====== Data provided

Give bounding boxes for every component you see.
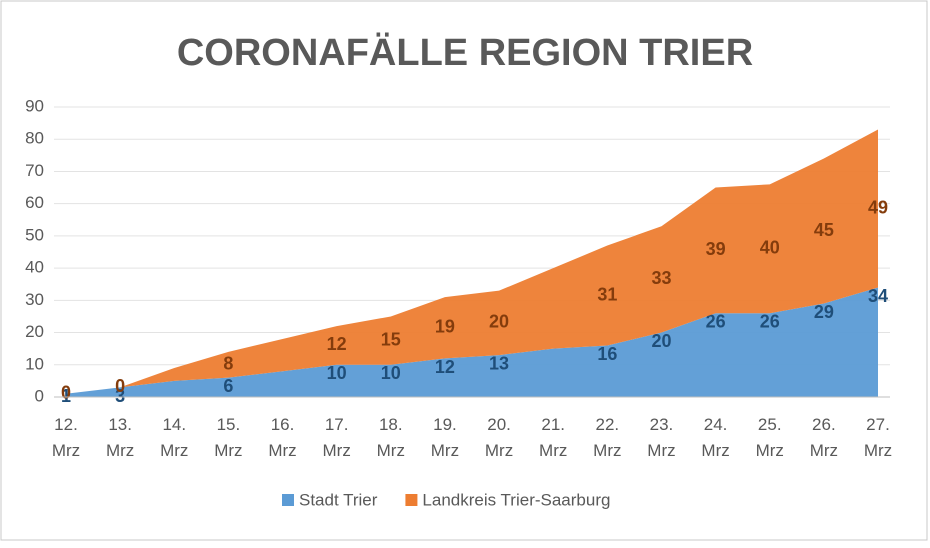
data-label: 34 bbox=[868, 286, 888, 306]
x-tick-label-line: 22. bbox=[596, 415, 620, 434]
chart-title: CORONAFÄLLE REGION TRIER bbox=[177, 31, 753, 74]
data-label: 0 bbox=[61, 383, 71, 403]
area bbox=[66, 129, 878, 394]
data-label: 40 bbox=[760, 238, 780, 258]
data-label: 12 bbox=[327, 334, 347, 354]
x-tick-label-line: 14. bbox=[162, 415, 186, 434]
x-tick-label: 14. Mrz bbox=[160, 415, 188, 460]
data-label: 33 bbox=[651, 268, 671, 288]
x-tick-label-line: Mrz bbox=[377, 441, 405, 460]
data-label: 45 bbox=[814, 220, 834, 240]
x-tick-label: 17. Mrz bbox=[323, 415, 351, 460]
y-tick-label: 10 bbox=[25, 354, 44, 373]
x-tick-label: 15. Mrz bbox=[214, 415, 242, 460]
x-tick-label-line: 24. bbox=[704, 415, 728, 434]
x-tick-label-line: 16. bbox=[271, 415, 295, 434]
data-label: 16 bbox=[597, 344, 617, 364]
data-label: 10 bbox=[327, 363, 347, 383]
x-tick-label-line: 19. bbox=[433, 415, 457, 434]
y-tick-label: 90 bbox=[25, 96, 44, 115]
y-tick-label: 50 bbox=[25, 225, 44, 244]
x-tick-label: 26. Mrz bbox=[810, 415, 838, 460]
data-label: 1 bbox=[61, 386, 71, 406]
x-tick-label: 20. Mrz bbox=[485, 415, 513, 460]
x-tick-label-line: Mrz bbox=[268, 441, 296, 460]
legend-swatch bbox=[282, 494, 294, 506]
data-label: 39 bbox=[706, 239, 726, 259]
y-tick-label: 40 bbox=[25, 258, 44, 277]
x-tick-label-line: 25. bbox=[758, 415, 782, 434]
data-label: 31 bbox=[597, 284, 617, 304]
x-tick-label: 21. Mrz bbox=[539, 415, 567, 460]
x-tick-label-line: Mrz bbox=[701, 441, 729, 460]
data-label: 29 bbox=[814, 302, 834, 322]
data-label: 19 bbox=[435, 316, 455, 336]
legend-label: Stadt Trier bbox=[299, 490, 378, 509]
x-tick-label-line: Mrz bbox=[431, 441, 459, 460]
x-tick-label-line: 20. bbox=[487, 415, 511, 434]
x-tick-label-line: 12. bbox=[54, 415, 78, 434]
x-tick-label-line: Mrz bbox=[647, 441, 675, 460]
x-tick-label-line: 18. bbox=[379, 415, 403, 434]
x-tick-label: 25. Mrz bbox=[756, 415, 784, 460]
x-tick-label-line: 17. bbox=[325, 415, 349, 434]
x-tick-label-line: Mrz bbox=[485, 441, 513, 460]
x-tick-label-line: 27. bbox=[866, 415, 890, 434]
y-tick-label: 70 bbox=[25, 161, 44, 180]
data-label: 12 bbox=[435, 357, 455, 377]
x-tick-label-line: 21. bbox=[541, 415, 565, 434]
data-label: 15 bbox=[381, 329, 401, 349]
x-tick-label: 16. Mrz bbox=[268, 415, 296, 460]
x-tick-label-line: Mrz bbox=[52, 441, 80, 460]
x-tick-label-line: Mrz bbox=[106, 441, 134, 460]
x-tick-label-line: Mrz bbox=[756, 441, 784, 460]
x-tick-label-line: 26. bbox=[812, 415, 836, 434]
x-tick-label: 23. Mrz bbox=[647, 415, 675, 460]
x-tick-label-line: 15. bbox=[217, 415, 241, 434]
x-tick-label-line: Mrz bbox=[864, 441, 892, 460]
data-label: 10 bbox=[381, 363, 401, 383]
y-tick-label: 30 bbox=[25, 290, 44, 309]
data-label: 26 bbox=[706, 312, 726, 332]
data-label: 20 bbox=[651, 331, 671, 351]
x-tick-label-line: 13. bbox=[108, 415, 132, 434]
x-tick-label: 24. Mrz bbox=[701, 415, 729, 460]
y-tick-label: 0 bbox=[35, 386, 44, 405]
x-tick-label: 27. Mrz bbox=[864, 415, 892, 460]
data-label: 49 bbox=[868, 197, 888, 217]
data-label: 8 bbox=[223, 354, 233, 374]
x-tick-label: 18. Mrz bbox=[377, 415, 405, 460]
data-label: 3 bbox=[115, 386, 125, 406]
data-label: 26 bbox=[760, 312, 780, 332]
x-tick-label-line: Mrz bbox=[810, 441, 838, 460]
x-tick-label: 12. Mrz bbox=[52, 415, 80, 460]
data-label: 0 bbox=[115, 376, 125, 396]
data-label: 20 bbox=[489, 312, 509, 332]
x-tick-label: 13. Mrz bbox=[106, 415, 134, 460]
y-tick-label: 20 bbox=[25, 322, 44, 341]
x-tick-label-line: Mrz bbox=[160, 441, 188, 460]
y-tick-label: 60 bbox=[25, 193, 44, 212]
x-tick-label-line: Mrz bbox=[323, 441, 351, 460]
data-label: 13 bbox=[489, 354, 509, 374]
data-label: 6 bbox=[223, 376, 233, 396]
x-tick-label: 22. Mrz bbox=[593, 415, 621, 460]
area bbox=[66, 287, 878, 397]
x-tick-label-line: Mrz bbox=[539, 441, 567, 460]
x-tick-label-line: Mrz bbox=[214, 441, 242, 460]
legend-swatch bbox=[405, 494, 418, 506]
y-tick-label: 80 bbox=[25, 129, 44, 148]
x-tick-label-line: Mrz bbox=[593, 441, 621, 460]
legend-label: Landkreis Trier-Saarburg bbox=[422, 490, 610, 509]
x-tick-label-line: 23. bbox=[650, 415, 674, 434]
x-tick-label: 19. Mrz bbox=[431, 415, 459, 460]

============
====== Data provided

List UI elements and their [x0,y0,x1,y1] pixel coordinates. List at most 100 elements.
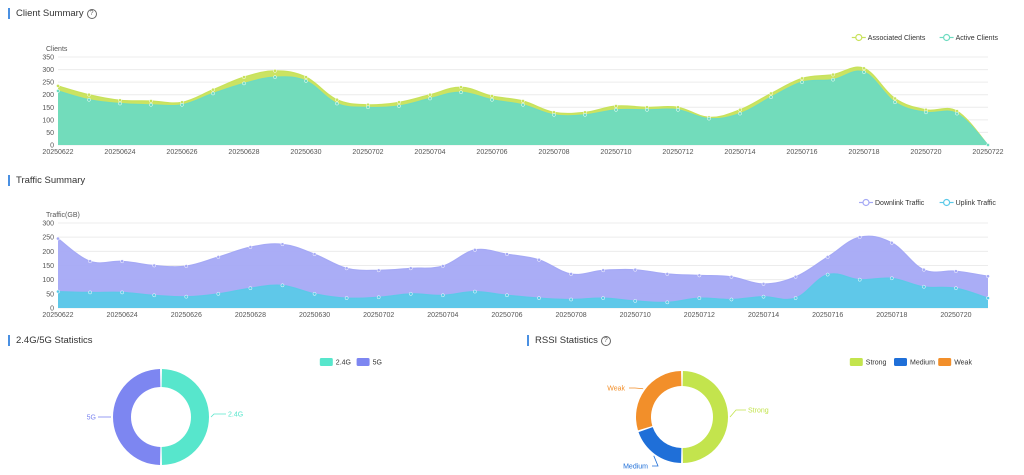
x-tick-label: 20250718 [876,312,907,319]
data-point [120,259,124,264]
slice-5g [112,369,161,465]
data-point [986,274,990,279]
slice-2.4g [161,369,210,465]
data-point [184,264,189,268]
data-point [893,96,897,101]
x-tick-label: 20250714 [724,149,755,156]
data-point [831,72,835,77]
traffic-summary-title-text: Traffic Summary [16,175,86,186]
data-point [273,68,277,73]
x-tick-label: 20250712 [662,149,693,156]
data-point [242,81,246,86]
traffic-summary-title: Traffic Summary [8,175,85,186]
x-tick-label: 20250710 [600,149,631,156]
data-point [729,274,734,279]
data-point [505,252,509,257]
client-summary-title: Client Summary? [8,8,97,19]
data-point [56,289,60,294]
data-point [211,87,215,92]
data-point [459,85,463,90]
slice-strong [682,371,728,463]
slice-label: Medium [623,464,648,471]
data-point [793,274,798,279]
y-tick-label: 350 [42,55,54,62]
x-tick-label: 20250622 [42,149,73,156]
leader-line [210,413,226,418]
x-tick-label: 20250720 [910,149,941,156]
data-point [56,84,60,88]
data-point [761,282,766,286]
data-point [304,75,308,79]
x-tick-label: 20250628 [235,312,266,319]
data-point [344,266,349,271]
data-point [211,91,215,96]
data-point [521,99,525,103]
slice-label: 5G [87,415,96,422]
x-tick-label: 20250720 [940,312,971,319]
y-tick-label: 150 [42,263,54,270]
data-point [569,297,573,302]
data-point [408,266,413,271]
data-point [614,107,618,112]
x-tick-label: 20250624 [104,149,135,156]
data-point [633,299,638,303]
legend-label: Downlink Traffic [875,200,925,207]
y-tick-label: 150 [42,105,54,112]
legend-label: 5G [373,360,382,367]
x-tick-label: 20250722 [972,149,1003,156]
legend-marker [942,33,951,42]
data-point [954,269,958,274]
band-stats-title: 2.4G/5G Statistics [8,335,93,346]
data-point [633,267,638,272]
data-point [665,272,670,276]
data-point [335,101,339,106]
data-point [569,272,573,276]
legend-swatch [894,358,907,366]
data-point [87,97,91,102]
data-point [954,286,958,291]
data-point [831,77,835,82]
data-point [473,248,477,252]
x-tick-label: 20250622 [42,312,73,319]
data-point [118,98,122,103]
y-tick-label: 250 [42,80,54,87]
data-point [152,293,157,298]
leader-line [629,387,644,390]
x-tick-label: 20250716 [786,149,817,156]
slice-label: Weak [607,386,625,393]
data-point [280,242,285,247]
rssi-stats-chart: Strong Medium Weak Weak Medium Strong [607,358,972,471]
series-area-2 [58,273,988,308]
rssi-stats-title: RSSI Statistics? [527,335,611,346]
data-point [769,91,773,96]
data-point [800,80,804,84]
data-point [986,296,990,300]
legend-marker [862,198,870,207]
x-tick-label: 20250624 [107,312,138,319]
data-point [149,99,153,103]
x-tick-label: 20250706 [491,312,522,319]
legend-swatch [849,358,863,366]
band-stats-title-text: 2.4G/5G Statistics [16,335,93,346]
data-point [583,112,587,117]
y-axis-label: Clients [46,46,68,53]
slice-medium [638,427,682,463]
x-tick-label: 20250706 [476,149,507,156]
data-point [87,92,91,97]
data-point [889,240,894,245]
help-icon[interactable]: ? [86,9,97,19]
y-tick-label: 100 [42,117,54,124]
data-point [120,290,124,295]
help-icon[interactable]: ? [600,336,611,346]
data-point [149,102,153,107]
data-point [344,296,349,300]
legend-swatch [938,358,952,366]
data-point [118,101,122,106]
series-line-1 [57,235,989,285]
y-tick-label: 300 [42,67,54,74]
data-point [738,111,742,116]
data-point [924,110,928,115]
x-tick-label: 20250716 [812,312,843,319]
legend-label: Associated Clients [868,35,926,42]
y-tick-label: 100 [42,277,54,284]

============

**Written task:** Arrange the part of the listing that opens with the line containing "x-tick-label: 20250718 [876,312,907,319]" and closes with the line containing "data-point [614,107,618,112]" as a Markdown table. Use a Number column for the row number and a Record line column for the line, and leave out any blank lines.

**Exercise answer:**
| Number | Record line |
|---|---|
| 1 | x-tick-label: 20250718 [876,312,907,319] |
| 2 | data-point [120,259,124,264] |
| 3 | slice-5g [112,369,161,465] |
| 4 | data-point [986,274,990,279] |
| 5 | slice-2.4g [161,369,210,465] |
| 6 | data-point [184,264,189,268] |
| 7 | data-point [893,96,897,101] |
| 8 | x-tick-label: 20250714 [724,149,755,156] |
| 9 | data-point [831,72,835,77] |
| 10 | traffic-summary-title-text: Traffic Summary [16,175,86,186] |
| 11 | data-point [273,68,277,73] |
| 12 | x-tick-label: 20250712 [662,149,693,156] |
| 13 | data-point [242,81,246,86] |
| 14 | traffic-summary-title: Traffic Summary [8,175,85,186] |
| 15 | x-tick-label: 20250710 [600,149,631,156] |
| 16 | data-point [729,274,734,279] |
| 17 | data-point [505,252,509,257] |
| 18 | client-summary-title: Client Summary? [8,8,97,19] |
| 19 | data-point [56,289,60,294] |
| 20 | data-point [211,87,215,92] |
| 21 | data-point [459,85,463,90] |
| 22 | slice-strong [682,371,728,463] |
| 23 | slice-label: Medium [623,464,648,471] |
| 24 | data-point [793,274,798,279] |
| 25 | y-tick-label: 350 [42,55,54,62] |
| 26 | x-tick-label: 20250622 [42,149,73,156] |
| 27 | leader-line [210,413,226,418] |
| 28 | x-tick-label: 20250720 [910,149,941,156] |
| 29 | data-point [56,84,60,88] |
| 30 | data-point [761,282,766,286] |
| 31 | data-point [304,75,308,79] |
| 32 | x-tick-label: 20250628 [235,312,266,319] |
| 33 | data-point [344,266,349,271] |
| 34 | data-point [211,91,215,96] |
| 35 | data-point [521,99,525,103] |
| 36 | slice-label: 5G [87,415,96,422] |
| 37 | x-tick-label: 20250720 [940,312,971,319] |
| 38 | y-tick-label: 150 [42,263,54,270] |
| 39 | data-point [569,297,573,302] |
| 40 | data-point [408,266,413,271] |
| 41 | data-point [614,107,618,112] |